— Start —
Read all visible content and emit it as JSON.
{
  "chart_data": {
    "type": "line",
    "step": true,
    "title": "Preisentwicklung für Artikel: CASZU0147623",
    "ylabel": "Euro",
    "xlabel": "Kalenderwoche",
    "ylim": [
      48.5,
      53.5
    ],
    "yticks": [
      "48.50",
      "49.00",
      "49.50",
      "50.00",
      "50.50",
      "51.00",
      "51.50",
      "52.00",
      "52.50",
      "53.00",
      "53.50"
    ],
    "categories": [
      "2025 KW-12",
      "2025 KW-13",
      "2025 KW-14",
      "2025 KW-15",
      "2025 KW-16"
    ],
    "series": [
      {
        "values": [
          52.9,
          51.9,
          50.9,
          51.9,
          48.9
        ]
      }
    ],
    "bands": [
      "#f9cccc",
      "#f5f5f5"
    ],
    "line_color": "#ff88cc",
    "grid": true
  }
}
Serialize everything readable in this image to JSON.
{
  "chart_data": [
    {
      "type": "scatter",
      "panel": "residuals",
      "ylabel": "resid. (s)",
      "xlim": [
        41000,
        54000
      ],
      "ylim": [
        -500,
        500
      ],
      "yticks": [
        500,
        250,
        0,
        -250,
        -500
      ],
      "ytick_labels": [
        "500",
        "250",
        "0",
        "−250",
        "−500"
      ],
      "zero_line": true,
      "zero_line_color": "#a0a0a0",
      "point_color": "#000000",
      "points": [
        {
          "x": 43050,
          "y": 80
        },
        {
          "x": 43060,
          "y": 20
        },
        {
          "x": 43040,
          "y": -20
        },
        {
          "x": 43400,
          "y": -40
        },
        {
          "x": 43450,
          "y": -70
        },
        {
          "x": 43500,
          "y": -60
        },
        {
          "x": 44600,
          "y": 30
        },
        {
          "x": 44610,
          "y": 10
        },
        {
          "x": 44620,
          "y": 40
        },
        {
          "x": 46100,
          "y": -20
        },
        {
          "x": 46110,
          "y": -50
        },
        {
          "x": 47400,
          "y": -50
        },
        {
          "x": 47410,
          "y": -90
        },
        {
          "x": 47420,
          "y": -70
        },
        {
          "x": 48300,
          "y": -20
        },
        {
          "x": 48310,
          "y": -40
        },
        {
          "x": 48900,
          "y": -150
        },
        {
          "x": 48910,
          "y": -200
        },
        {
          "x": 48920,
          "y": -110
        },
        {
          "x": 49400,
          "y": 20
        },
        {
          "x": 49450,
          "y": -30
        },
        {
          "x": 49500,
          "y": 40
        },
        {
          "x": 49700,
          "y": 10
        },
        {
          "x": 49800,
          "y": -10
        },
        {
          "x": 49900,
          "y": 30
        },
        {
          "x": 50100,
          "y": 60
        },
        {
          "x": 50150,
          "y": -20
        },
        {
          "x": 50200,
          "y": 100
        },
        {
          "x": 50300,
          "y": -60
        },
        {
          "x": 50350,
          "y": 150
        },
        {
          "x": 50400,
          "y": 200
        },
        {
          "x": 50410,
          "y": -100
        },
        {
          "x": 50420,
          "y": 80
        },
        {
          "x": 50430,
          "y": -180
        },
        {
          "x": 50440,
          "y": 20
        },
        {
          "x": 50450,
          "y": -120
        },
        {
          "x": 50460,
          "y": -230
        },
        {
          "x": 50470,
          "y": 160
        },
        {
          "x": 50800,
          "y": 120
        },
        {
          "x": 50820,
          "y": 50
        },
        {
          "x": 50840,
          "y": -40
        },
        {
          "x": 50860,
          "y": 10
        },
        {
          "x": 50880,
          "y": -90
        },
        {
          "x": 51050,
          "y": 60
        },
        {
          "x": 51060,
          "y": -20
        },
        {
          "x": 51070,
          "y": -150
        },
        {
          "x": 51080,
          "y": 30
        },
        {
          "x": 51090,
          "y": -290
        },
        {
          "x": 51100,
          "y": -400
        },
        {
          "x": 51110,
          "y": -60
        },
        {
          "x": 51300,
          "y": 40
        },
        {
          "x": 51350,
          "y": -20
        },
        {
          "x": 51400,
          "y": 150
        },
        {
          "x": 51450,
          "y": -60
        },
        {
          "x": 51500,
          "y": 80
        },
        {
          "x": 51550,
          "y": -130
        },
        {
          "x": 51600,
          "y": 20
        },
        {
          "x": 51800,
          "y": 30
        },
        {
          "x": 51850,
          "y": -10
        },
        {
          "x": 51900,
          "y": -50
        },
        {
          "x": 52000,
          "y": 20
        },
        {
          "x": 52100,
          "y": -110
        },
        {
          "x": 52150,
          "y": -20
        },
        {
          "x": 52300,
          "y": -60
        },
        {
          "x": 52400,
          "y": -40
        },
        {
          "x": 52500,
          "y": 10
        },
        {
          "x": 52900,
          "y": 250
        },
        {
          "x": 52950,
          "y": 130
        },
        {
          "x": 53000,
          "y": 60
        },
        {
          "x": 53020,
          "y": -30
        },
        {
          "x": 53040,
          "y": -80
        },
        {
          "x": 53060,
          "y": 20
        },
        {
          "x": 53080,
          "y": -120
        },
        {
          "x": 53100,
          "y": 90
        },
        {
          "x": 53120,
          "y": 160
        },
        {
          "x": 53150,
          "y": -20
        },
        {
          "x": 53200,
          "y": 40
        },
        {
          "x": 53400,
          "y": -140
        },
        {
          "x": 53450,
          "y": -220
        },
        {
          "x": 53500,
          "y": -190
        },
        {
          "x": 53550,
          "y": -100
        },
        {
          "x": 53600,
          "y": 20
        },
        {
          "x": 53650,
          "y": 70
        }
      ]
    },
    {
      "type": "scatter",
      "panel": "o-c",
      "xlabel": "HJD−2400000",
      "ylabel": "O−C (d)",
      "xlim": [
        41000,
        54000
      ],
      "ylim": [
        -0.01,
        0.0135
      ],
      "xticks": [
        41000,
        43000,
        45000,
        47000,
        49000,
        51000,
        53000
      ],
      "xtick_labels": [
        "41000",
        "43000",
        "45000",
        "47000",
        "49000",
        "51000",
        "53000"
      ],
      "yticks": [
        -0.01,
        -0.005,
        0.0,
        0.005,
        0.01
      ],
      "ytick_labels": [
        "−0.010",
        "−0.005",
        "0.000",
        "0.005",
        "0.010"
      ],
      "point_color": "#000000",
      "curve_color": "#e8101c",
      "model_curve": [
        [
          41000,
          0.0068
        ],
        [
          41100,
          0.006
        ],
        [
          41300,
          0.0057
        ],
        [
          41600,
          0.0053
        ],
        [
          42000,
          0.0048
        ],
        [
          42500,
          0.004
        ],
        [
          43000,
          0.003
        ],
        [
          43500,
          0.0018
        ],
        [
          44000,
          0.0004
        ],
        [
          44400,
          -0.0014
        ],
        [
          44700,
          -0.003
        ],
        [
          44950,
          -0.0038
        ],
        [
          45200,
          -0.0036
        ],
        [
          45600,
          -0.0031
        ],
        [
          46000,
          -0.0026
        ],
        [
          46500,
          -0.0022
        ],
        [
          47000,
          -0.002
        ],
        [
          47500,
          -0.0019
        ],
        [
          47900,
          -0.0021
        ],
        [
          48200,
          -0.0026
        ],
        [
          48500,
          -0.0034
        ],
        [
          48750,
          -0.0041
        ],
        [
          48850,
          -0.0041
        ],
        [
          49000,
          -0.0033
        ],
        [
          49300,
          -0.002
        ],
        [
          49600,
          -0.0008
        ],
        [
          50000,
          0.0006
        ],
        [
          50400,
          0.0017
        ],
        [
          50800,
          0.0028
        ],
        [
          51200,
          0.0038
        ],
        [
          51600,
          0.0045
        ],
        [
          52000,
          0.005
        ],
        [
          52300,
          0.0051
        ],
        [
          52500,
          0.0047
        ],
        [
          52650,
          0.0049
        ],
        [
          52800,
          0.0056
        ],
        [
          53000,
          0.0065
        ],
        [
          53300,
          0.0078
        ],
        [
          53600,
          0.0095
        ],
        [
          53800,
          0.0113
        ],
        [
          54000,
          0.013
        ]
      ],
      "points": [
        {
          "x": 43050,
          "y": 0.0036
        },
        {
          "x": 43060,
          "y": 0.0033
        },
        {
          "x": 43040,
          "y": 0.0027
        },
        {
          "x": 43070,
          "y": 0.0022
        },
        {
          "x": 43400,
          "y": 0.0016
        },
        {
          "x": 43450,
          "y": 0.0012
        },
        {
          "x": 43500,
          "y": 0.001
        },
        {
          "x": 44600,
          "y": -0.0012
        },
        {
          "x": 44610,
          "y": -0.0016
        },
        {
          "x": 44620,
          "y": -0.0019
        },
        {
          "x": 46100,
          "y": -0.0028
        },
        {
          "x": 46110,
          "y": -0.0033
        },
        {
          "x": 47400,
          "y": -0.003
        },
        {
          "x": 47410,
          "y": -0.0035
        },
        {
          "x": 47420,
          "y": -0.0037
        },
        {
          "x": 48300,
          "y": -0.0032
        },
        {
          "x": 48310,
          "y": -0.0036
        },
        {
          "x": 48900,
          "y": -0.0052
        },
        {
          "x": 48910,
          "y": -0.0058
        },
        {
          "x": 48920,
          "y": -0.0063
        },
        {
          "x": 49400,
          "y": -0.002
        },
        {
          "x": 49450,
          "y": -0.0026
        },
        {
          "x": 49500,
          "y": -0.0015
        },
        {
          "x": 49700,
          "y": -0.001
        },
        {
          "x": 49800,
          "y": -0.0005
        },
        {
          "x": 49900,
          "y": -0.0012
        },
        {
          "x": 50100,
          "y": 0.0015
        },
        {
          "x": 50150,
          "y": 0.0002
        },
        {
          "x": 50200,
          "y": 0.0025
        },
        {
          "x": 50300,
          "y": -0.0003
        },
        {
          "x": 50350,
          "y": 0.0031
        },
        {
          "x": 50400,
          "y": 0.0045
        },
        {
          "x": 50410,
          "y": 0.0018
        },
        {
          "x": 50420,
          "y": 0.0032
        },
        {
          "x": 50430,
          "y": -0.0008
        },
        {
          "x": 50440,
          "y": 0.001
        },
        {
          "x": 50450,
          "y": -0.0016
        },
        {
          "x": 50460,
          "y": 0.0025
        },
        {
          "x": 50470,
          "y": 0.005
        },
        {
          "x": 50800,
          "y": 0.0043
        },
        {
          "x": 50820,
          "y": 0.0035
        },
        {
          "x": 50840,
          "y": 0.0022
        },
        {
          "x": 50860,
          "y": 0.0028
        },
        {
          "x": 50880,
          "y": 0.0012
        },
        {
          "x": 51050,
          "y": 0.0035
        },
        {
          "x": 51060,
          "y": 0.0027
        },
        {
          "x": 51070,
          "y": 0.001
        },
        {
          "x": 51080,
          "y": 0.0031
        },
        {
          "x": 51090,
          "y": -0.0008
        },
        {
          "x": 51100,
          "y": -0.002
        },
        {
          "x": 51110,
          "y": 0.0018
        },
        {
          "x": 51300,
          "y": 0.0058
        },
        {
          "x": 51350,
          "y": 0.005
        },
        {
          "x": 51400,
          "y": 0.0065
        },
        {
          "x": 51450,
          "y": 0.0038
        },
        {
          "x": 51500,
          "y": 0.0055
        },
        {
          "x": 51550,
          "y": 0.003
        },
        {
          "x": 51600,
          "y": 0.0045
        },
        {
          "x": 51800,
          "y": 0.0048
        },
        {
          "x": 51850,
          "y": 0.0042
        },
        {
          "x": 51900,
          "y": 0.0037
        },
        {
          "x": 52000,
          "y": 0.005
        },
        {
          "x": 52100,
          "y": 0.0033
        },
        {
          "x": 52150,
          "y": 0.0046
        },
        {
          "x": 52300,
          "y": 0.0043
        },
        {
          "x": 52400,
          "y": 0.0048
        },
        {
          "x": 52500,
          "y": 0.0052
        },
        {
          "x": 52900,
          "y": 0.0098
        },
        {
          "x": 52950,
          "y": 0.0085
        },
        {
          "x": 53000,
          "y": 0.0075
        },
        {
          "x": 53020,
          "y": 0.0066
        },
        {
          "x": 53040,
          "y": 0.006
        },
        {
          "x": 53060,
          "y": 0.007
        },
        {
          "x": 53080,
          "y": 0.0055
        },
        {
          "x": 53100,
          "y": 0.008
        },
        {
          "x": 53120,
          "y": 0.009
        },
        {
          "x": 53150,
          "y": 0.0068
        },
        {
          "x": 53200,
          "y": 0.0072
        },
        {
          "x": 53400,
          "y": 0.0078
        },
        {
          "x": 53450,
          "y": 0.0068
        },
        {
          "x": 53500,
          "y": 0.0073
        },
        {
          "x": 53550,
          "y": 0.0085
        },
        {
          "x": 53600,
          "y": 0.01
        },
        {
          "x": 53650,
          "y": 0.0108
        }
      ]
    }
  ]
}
— End —
#### SET TASK
Find each line in the records holding the string "JSON" and show it.

#### IN RESPONSE
Read all visible content and emit it as JSON.
Serialize everything readable in this image to JSON.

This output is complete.